SHORT EXERCISE
Transcribe all the entries word for word, omitting any pictures they contain.

INFORMATION SUPPLIED

==============================

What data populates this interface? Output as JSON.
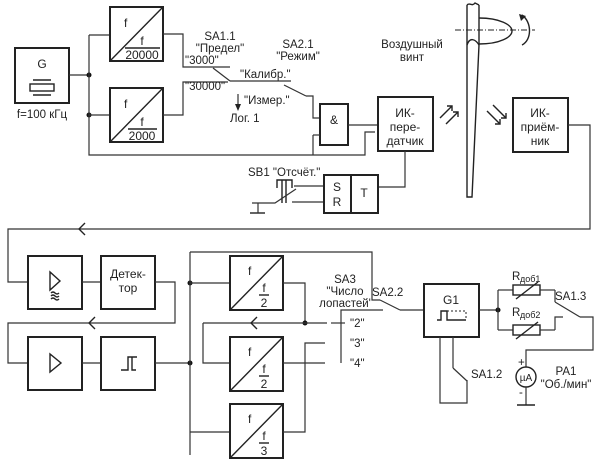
{
  "generator": {
    "label": "G",
    "freq": "f=100 кГц"
  },
  "divider_20000": {
    "top": "f",
    "num": "f",
    "den": "20000"
  },
  "divider_2000": {
    "top": "f",
    "num": "f",
    "den": "2000"
  },
  "sa1_1": {
    "name": "SA1.1",
    "title": "\"Предел\"",
    "opt1": "\"3000\"",
    "opt2": "\"30000\""
  },
  "sa2_1": {
    "name": "SA2.1",
    "title": "\"Режим\"",
    "opt1": "\"Калибр.\"",
    "opt2": "\"Измер.\"",
    "log": "Лог. 1"
  },
  "and_gate": {
    "label": "&"
  },
  "ir_tx": {
    "l1": "ИК-",
    "l2": "пере-",
    "l3": "датчик"
  },
  "ir_rx": {
    "l1": "ИК-",
    "l2": "приём-",
    "l3": "ник"
  },
  "propeller": {
    "l1": "Воздушный",
    "l2": "винт"
  },
  "sb1": {
    "name": "SB1 \"Отсчёт.\""
  },
  "trigger": {
    "s": "S",
    "r": "R",
    "t": "T"
  },
  "detector": {
    "l1": "Детек-",
    "l2": "тор"
  },
  "div2a": {
    "top": "f",
    "num": "f",
    "den": "2"
  },
  "div2b": {
    "top": "f",
    "num": "f",
    "den": "2"
  },
  "div3": {
    "top": "f",
    "num": "f",
    "den": "3"
  },
  "sa3": {
    "name": "SA3",
    "l1": "\"Число",
    "l2": "лопастей'",
    "o2": "\"2\"",
    "o3": "\"3\"",
    "o4": "\"4\""
  },
  "sa2_2": {
    "name": "SA2.2"
  },
  "g1": {
    "label": "G1"
  },
  "sa1_2": {
    "name": "SA1.2"
  },
  "sa1_3": {
    "name": "SA1.3"
  },
  "r1": {
    "r": "R",
    "sub": "доб1"
  },
  "r2": {
    "r": "R",
    "sub": "доб2"
  },
  "meter": {
    "sym": "µA",
    "name": "PA1",
    "title": "\"Об./мин\"",
    "plus": "+",
    "minus": "-"
  }
}
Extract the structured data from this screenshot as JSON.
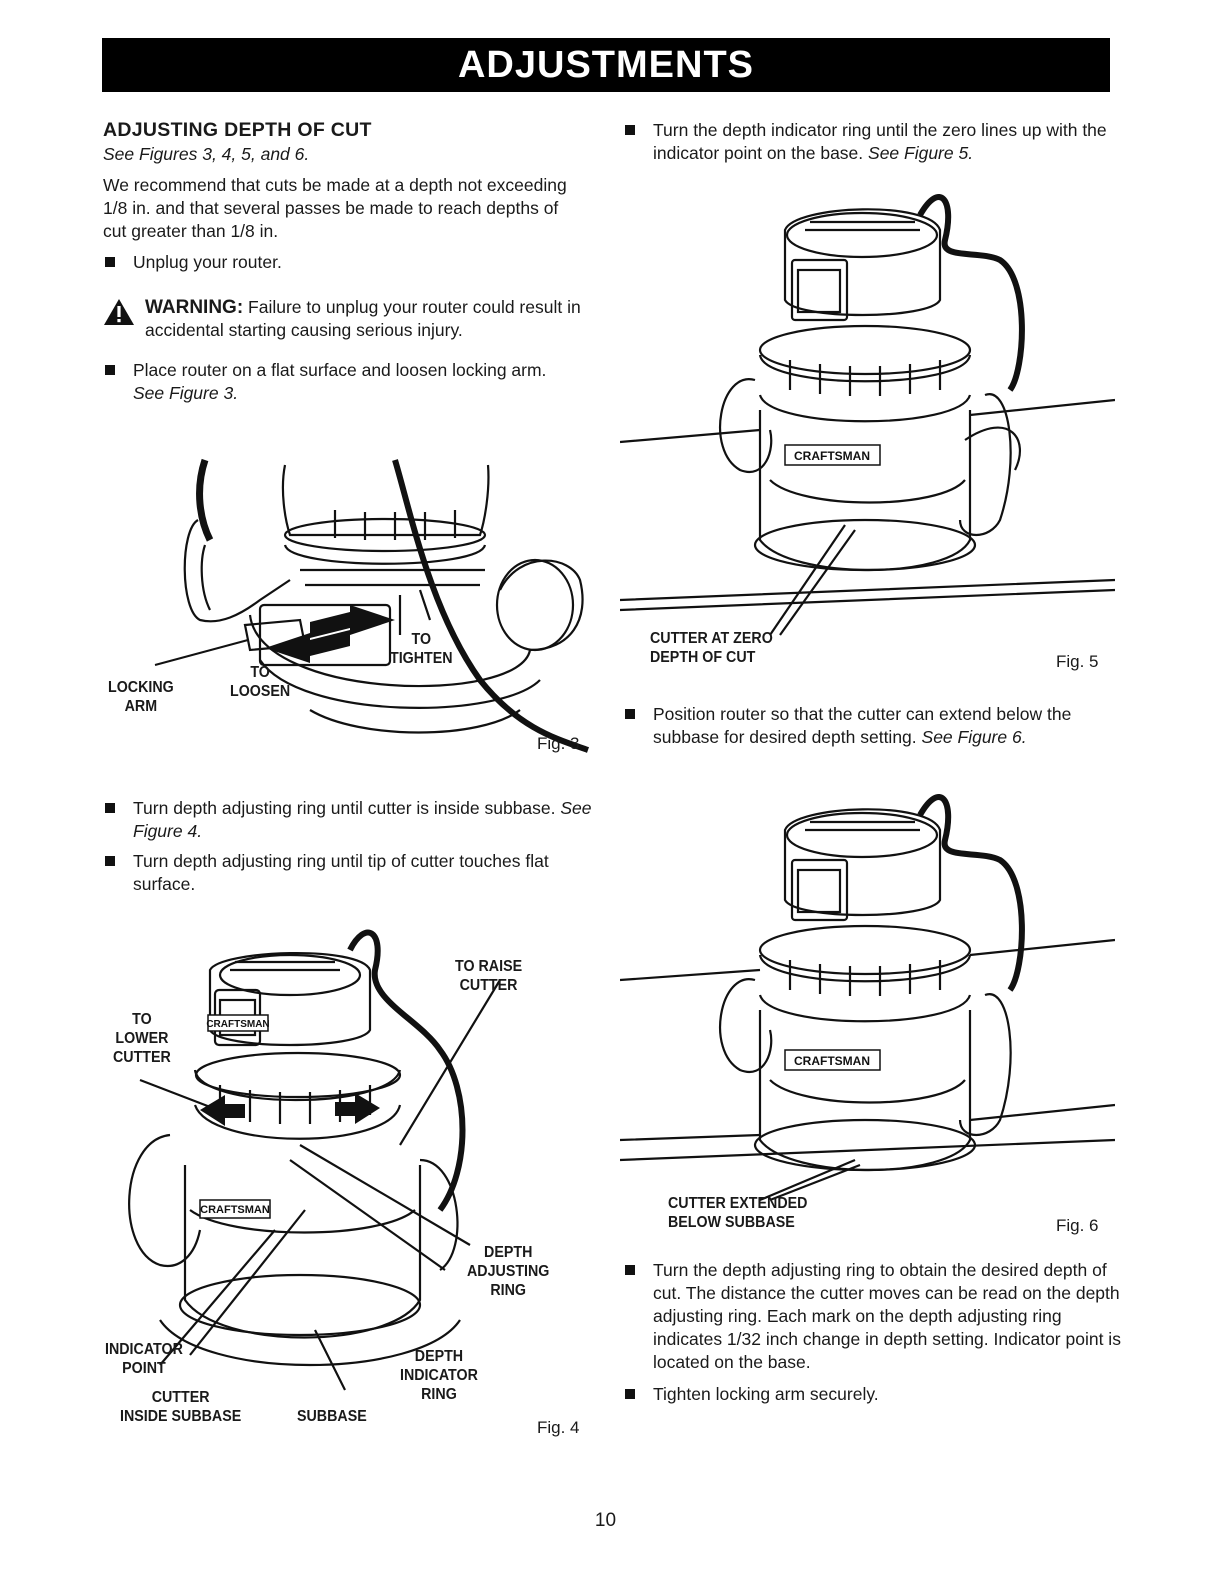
{
  "header": {
    "title": "ADJUSTMENTS"
  },
  "left": {
    "heading": "ADJUSTING DEPTH OF CUT",
    "see_figures": "See Figures 3, 4, 5, and 6.",
    "intro": "We recommend that cuts be made at a depth not exceeding 1/8 in. and that several passes be made to reach depths of cut greater than 1/8 in.",
    "bullet_unplug": "Unplug your router.",
    "warning_word": "WARNING:",
    "warning_text": " Failure to unplug your router could result in accidental starting causing serious injury.",
    "bullet_place": "Place router on a flat surface and loosen locking arm. ",
    "bullet_place_ref": "See Figure 3.",
    "fig3": {
      "locking_arm": "LOCKING\nARM",
      "to_loosen": "TO\nLOOSEN",
      "to_tighten": "TO\nTIGHTEN",
      "number": "Fig. 3"
    },
    "bullet_turn1": "Turn depth adjusting ring until cutter is inside subbase. ",
    "bullet_turn1_ref": "See Figure 4.",
    "bullet_turn2": "Turn depth adjusting ring until tip of cutter touches flat surface.",
    "fig4": {
      "to_lower": "TO\nLOWER\nCUTTER",
      "to_raise": "TO RAISE\nCUTTER",
      "depth_adjusting_ring": "DEPTH\nADJUSTING\nRING",
      "indicator_point": "INDICATOR\nPOINT",
      "depth_indicator_ring": "DEPTH\nINDICATOR\nRING",
      "cutter_inside": "CUTTER\nINSIDE SUBBASE",
      "subbase": "SUBBASE",
      "number": "Fig. 4"
    }
  },
  "right": {
    "bullet_zero": "Turn the depth indicator ring until the zero lines up with the indicator point on the base. ",
    "bullet_zero_ref": "See Figure 5.",
    "fig5": {
      "caption": "CUTTER AT ZERO\nDEPTH OF CUT",
      "number": "Fig. 5"
    },
    "bullet_position": "Position router so that the cutter can extend below the subbase for desired depth setting. ",
    "bullet_position_ref": "See Figure 6.",
    "fig6": {
      "caption": "CUTTER EXTENDED\nBELOW SUBBASE",
      "number": "Fig. 6"
    },
    "bullet_depth": "Turn the depth adjusting ring to obtain the desired depth of cut. The distance the cutter moves can be read on the depth adjusting ring. Each mark on the depth adjusting ring indicates 1/32 inch change in depth setting. Indicator point is located on the base.",
    "bullet_tighten": "Tighten locking arm securely.",
    "brand_mark": "CRAFTSMAN"
  },
  "page_number": "10"
}
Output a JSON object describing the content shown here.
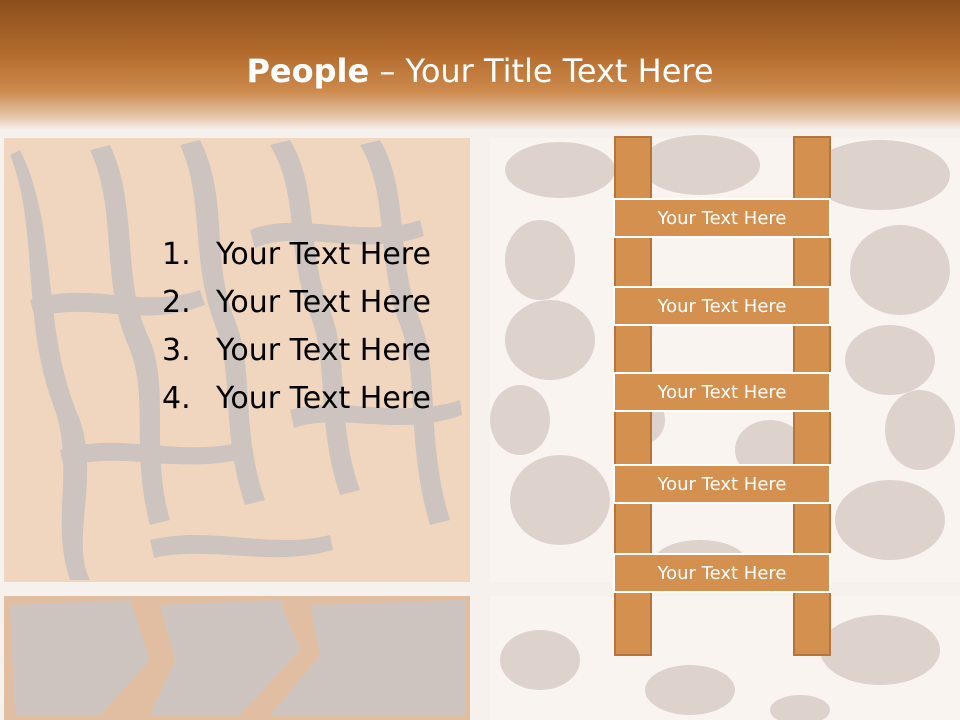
{
  "slide": {
    "title_bold": "People",
    "title_rest": " – Your Title Text Here",
    "list_items": [
      {
        "num": "1.",
        "text": "Your Text Here"
      },
      {
        "num": "2.",
        "text": "Your Text Here"
      },
      {
        "num": "3.",
        "text": "Your Text Here"
      },
      {
        "num": "4.",
        "text": "Your Text Here"
      }
    ],
    "ladder_labels": [
      "Your Text Here",
      "Your Text Here",
      "Your Text Here",
      "Your Text Here",
      "Your Text Here"
    ]
  },
  "colors": {
    "title_bar": "#b26a2c",
    "ladder_wood": "#d4904f",
    "tiger_panel": "#efc8a6",
    "spot_color": "#cdbdb6"
  }
}
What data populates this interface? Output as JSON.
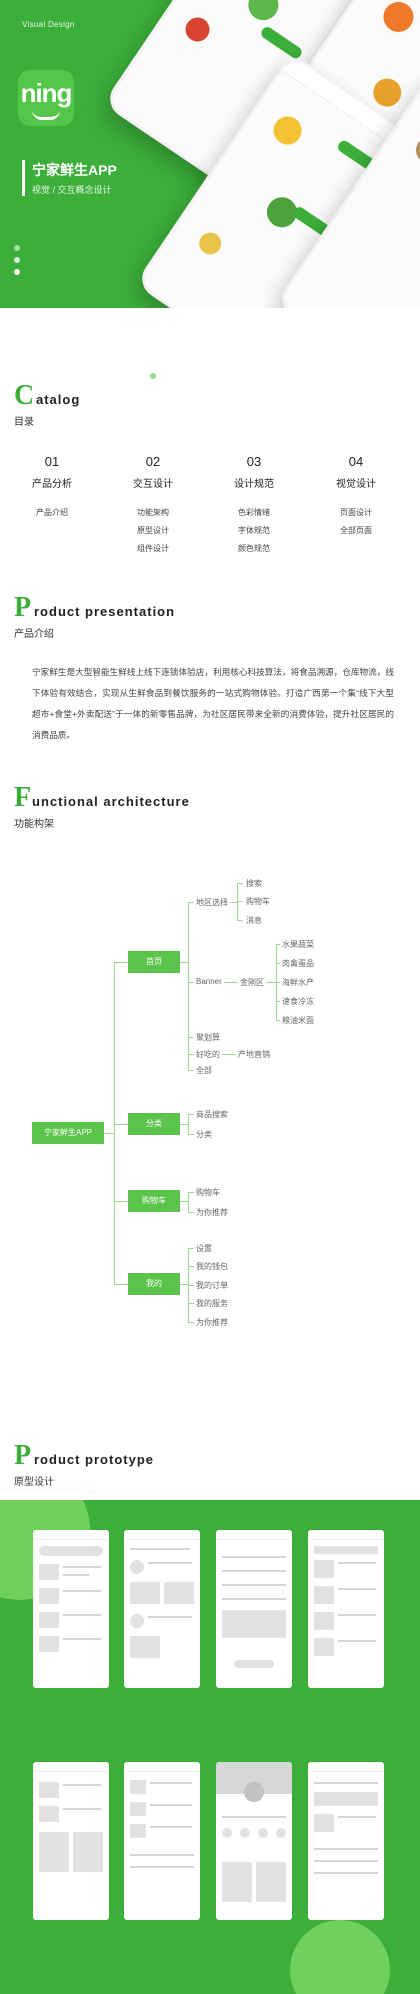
{
  "hero": {
    "top_label": "Visual Design",
    "logo_text": "ning",
    "title": "宁家鲜生APP",
    "subtitle": "视觉 / 交互概念设计"
  },
  "catalog": {
    "letter": "C",
    "word": "atalog",
    "cn": "目录",
    "columns": [
      {
        "num": "01",
        "title": "产品分析",
        "items": [
          "产品介绍"
        ]
      },
      {
        "num": "02",
        "title": "交互设计",
        "items": [
          "功能架构",
          "原型设计",
          "组件设计"
        ]
      },
      {
        "num": "03",
        "title": "设计规范",
        "items": [
          "色彩情绪",
          "字体规范",
          "颜色规范"
        ]
      },
      {
        "num": "04",
        "title": "视觉设计",
        "items": [
          "页面设计",
          "全部页面"
        ]
      }
    ]
  },
  "presentation": {
    "letter": "P",
    "word": "roduct presentation",
    "cn": "产品介绍",
    "text": "宁家鲜生是大型智能生鲜线上线下连锁体验店，利用核心科技算法，将食品溯源，仓库物流，线下体验有效结合，实现从生鲜食品到餐饮服务的一站式购物体验。打造广西第一个集“线下大型超市+食堂+外卖配送”于一体的新零售品牌，为社区居民带来全新的消费体验，提升社区居民的消费品质。"
  },
  "architecture": {
    "letter": "F",
    "word": "unctional architecture",
    "cn": "功能构架",
    "root": "宁家鲜生APP",
    "home": "首页",
    "home_sub": [
      "地区选择",
      "Banner",
      "聚划算",
      "好吃的",
      "全部"
    ],
    "region_leaves": [
      "搜索",
      "购物车",
      "消息"
    ],
    "banner_mid": "金刚区",
    "banner_leaves": [
      "水果蔬菜",
      "肉禽蛋品",
      "海鲜水产",
      "速食冷冻",
      "粮油米面"
    ],
    "haochi_leaf": "产地直销",
    "category": "分类",
    "category_leaves": [
      "商品搜索",
      "分类"
    ],
    "cart": "购物车",
    "cart_leaves": [
      "购物车",
      "为你推荐"
    ],
    "mine": "我的",
    "mine_leaves": [
      "设置",
      "我的钱包",
      "我的订单",
      "我的服务",
      "为你推荐"
    ]
  },
  "prototype": {
    "letter": "P",
    "word": "roduct prototype",
    "cn": "原型设计"
  },
  "colors": {
    "brand_green": "#3cae3a",
    "node_green": "#5bc44a",
    "light_green": "#8ed98a"
  }
}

==============================

EXERCISE ANSWER
What data populates this interface? Output as JSON.
{
  "generator": {
    "label": "G",
    "freq": "f=100 кГц"
  },
  "divider_20000": {
    "top": "f",
    "num": "f",
    "den": "20000"
  },
  "divider_2000": {
    "top": "f",
    "num": "f",
    "den": "2000"
  },
  "sa1_1": {
    "name": "SA1.1",
    "title": "\"Предел\"",
    "opt1": "\"3000\"",
    "opt2": "\"30000\""
  },
  "sa2_1": {
    "name": "SA2.1",
    "title": "\"Режим\"",
    "opt1": "\"Калибр.\"",
    "opt2": "\"Измер.\"",
    "log": "Лог. 1"
  },
  "and_gate": {
    "label": "&"
  },
  "ir_tx": {
    "l1": "ИК-",
    "l2": "пере-",
    "l3": "датчик"
  },
  "ir_rx": {
    "l1": "ИК-",
    "l2": "приём-",
    "l3": "ник"
  },
  "propeller": {
    "l1": "Воздушный",
    "l2": "винт"
  },
  "sb1": {
    "name": "SB1 \"Отсчёт.\""
  },
  "trigger": {
    "s": "S",
    "r": "R",
    "t": "T"
  },
  "detector": {
    "l1": "Детек-",
    "l2": "тор"
  },
  "div2a": {
    "top": "f",
    "num": "f",
    "den": "2"
  },
  "div2b": {
    "top": "f",
    "num": "f",
    "den": "2"
  },
  "div3": {
    "top": "f",
    "num": "f",
    "den": "3"
  },
  "sa3": {
    "name": "SA3",
    "l1": "\"Число",
    "l2": "лопастей'",
    "o2": "\"2\"",
    "o3": "\"3\"",
    "o4": "\"4\""
  },
  "sa2_2": {
    "name": "SA2.2"
  },
  "g1": {
    "label": "G1"
  },
  "sa1_2": {
    "name": "SA1.2"
  },
  "sa1_3": {
    "name": "SA1.3"
  },
  "r1": {
    "r": "R",
    "sub": "доб1"
  },
  "r2": {
    "r": "R",
    "sub": "доб2"
  },
  "meter": {
    "sym": "µA",
    "name": "PA1",
    "title": "\"Об./мин\"",
    "plus": "+",
    "minus": "-"
  }
}
Extract the structured data from this screenshot as JSON.
{
  "header": {
    "title": "ADJUSTMENTS"
  },
  "left": {
    "heading": "ADJUSTING DEPTH OF CUT",
    "see_figures": "See Figures 3, 4, 5, and 6.",
    "intro": "We recommend that cuts be made at a depth not exceeding 1/8 in. and that several passes be made to reach depths of cut greater than 1/8 in.",
    "bullet_unplug": "Unplug your router.",
    "warning_word": "WARNING:",
    "warning_text": " Failure to unplug your router could result in accidental starting causing serious injury.",
    "bullet_place": "Place router on a flat surface and loosen locking arm. ",
    "bullet_place_ref": "See Figure 3.",
    "fig3": {
      "locking_arm": "LOCKING\nARM",
      "to_loosen": "TO\nLOOSEN",
      "to_tighten": "TO\nTIGHTEN",
      "number": "Fig. 3"
    },
    "bullet_turn1": "Turn depth adjusting ring until cutter is inside subbase. ",
    "bullet_turn1_ref": "See Figure 4.",
    "bullet_turn2": "Turn depth adjusting ring until tip of cutter touches flat surface.",
    "fig4": {
      "to_lower": "TO\nLOWER\nCUTTER",
      "to_raise": "TO RAISE\nCUTTER",
      "depth_adjusting_ring": "DEPTH\nADJUSTING\nRING",
      "indicator_point": "INDICATOR\nPOINT",
      "depth_indicator_ring": "DEPTH\nINDICATOR\nRING",
      "cutter_inside": "CUTTER\nINSIDE SUBBASE",
      "subbase": "SUBBASE",
      "number": "Fig. 4"
    }
  },
  "right": {
    "bullet_zero": "Turn the depth indicator ring until the zero lines up with the indicator point on the base. ",
    "bullet_zero_ref": "See Figure 5.",
    "fig5": {
      "caption": "CUTTER AT ZERO\nDEPTH OF CUT",
      "number": "Fig. 5"
    },
    "bullet_position": "Position router so that the cutter can extend below the subbase for desired depth setting. ",
    "bullet_position_ref": "See Figure 6.",
    "fig6": {
      "caption": "CUTTER EXTENDED\nBELOW SUBBASE",
      "number": "Fig. 6"
    },
    "bullet_depth": "Turn the depth adjusting ring to obtain the desired depth of cut. The distance the cutter moves can be read on the depth adjusting ring. Each mark on the depth adjusting ring indicates 1/32 inch change in depth setting. Indicator point is located on the base.",
    "bullet_tighten": "Tighten locking arm securely.",
    "brand_mark": "CRAFTSMAN"
  },
  "page_number": "10"
}
Output a JSON object describing the content shown here.
{
  "slide": {
    "title_bold": "People",
    "title_rest": " – Your Title Text Here",
    "list_items": [
      {
        "num": "1.",
        "text": "Your Text Here"
      },
      {
        "num": "2.",
        "text": "Your Text Here"
      },
      {
        "num": "3.",
        "text": "Your Text Here"
      },
      {
        "num": "4.",
        "text": "Your Text Here"
      }
    ],
    "ladder_labels": [
      "Your Text Here",
      "Your Text Here",
      "Your Text Here",
      "Your Text Here",
      "Your Text Here"
    ]
  },
  "colors": {
    "title_bar": "#b26a2c",
    "ladder_wood": "#d4904f",
    "tiger_panel": "#efc8a6",
    "spot_color": "#cdbdb6"
  }
}
What data populates this interface? Output as JSON.
{
  "hero": {
    "top_label": "Visual Design",
    "logo_text": "ning",
    "title": "宁家鲜生APP",
    "subtitle": "视觉 / 交互概念设计"
  },
  "catalog": {
    "letter": "C",
    "word": "atalog",
    "cn": "目录",
    "columns": [
      {
        "num": "01",
        "title": "产品分析",
        "items": [
          "产品介绍"
        ]
      },
      {
        "num": "02",
        "title": "交互设计",
        "items": [
          "功能架构",
          "原型设计",
          "组件设计"
        ]
      },
      {
        "num": "03",
        "title": "设计规范",
        "items": [
          "色彩情绪",
          "字体规范",
          "颜色规范"
        ]
      },
      {
        "num": "04",
        "title": "视觉设计",
        "items": [
          "页面设计",
          "全部页面"
        ]
      }
    ]
  },
  "presentation": {
    "letter": "P",
    "word": "roduct presentation",
    "cn": "产品介绍",
    "text": "宁家鲜生是大型智能生鲜线上线下连锁体验店，利用核心科技算法，将食品溯源，仓库物流，线下体验有效结合，实现从生鲜食品到餐饮服务的一站式购物体验。打造广西第一个集“线下大型超市+食堂+外卖配送”于一体的新零售品牌，为社区居民带来全新的消费体验，提升社区居民的消费品质。"
  },
  "architecture": {
    "letter": "F",
    "word": "unctional architecture",
    "cn": "功能构架",
    "root": "宁家鲜生APP",
    "home": "首页",
    "home_sub": [
      "地区选择",
      "Banner",
      "聚划算",
      "好吃的",
      "全部"
    ],
    "region_leaves": [
      "搜索",
      "购物车",
      "消息"
    ],
    "banner_mid": "金刚区",
    "banner_leaves": [
      "水果蔬菜",
      "肉禽蛋品",
      "海鲜水产",
      "速食冷冻",
      "粮油米面"
    ],
    "haochi_leaf": "产地直销",
    "category": "分类",
    "category_leaves": [
      "商品搜索",
      "分类"
    ],
    "cart": "购物车",
    "cart_leaves": [
      "购物车",
      "为你推荐"
    ],
    "mine": "我的",
    "mine_leaves": [
      "设置",
      "我的钱包",
      "我的订单",
      "我的服务",
      "为你推荐"
    ]
  },
  "prototype": {
    "letter": "P",
    "word": "roduct prototype",
    "cn": "原型设计"
  },
  "colors": {
    "brand_green": "#3cae3a",
    "node_green": "#5bc44a",
    "light_green": "#8ed98a"
  }
}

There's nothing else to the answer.